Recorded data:
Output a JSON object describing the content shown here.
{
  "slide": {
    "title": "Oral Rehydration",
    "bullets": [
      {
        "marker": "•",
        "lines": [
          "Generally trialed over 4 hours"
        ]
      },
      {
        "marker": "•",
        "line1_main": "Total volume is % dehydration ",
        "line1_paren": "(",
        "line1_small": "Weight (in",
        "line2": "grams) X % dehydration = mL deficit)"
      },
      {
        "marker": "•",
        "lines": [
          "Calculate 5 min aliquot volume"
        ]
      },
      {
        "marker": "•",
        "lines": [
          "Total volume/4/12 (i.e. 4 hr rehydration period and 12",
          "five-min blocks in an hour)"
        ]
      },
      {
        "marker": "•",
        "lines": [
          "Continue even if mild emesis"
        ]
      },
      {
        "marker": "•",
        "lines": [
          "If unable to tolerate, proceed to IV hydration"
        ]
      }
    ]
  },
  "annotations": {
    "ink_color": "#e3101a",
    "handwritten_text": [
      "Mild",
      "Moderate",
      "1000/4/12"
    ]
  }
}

--

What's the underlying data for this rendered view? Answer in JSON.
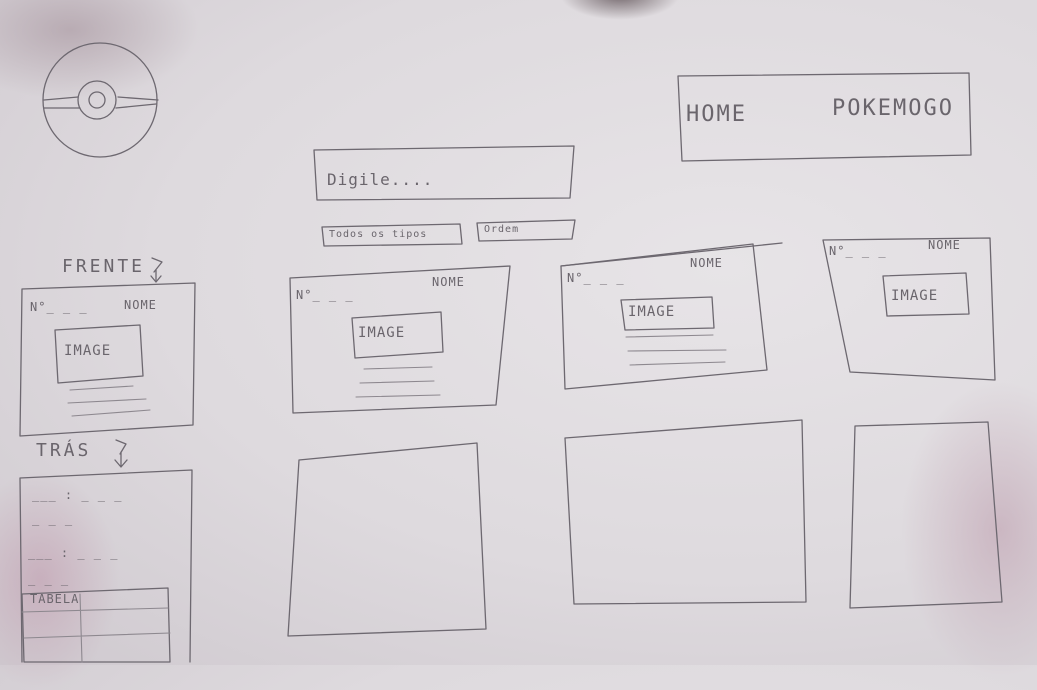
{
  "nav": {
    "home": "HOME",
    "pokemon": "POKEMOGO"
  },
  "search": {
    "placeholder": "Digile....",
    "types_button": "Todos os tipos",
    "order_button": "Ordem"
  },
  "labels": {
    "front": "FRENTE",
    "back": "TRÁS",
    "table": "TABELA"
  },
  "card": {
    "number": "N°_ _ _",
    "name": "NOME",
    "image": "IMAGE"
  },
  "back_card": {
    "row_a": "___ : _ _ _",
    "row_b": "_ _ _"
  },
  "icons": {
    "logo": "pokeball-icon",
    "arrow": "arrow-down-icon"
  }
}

Request »
Find every line of the data that holds the string "dehydration", then say how many there are and nothing else.

Expected answer »
2